# [Records for the task]
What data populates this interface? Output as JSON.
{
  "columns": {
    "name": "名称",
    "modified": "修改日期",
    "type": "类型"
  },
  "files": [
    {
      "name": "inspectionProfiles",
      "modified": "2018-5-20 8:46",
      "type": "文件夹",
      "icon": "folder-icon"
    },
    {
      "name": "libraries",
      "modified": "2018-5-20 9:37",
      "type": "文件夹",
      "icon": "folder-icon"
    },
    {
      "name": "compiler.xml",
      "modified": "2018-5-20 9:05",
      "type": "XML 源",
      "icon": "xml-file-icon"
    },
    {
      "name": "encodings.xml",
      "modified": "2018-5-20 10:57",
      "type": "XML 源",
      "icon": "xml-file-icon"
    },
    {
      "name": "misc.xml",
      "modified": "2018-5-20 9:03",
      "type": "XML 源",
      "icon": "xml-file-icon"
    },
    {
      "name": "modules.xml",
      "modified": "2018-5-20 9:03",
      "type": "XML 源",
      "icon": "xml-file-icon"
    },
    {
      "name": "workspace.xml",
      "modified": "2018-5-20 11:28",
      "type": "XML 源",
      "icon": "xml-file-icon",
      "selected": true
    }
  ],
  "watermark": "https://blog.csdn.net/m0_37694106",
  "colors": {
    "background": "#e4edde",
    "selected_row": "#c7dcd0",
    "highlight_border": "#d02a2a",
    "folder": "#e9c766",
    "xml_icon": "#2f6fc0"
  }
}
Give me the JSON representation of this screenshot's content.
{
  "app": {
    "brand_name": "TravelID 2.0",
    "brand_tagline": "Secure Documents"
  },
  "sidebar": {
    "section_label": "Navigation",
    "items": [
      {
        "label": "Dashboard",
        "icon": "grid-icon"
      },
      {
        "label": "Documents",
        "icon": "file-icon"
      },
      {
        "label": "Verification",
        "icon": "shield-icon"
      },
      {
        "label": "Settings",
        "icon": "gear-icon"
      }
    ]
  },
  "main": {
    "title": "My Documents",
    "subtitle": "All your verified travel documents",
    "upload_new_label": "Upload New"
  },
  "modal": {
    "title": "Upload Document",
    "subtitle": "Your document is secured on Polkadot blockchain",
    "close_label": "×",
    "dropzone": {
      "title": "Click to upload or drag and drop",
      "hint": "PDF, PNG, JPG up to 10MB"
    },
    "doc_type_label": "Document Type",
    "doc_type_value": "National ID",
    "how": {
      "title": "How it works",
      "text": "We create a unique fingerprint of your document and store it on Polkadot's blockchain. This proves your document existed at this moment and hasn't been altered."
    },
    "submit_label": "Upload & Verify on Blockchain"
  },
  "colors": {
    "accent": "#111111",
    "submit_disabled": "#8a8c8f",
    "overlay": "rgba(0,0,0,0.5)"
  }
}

# [Task requirements]
Copy out every line in the entries above that holds "subtitle".

# [Output]
    "subtitle": "All your verified travel documents",
    "subtitle": "Your document is secured on Polkadot blockchain",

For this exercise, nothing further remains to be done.